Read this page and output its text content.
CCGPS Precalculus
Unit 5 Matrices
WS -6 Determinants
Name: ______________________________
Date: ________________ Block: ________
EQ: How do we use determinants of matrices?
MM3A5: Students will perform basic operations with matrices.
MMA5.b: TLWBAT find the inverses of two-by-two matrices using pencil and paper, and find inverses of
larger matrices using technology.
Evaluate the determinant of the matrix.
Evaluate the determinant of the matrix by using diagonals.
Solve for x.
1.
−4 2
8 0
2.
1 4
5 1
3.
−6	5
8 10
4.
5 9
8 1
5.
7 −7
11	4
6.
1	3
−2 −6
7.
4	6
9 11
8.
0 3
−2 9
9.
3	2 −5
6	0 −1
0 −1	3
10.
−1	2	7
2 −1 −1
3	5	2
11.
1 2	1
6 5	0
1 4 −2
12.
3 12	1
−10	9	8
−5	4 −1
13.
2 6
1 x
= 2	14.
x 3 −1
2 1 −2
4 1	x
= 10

§

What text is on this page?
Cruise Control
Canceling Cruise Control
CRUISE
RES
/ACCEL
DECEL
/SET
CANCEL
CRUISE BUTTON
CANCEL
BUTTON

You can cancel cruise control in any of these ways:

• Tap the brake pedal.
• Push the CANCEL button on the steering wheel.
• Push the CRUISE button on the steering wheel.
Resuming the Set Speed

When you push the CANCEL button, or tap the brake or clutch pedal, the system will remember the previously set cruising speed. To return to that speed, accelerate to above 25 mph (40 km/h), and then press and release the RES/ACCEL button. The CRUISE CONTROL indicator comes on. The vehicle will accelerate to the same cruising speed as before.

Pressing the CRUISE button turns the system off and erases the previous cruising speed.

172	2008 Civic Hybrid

§

Stated problem: From the data, collect all lines where the string "this" appears.

Task output:
Read this page and output its text content.
What text is on this page?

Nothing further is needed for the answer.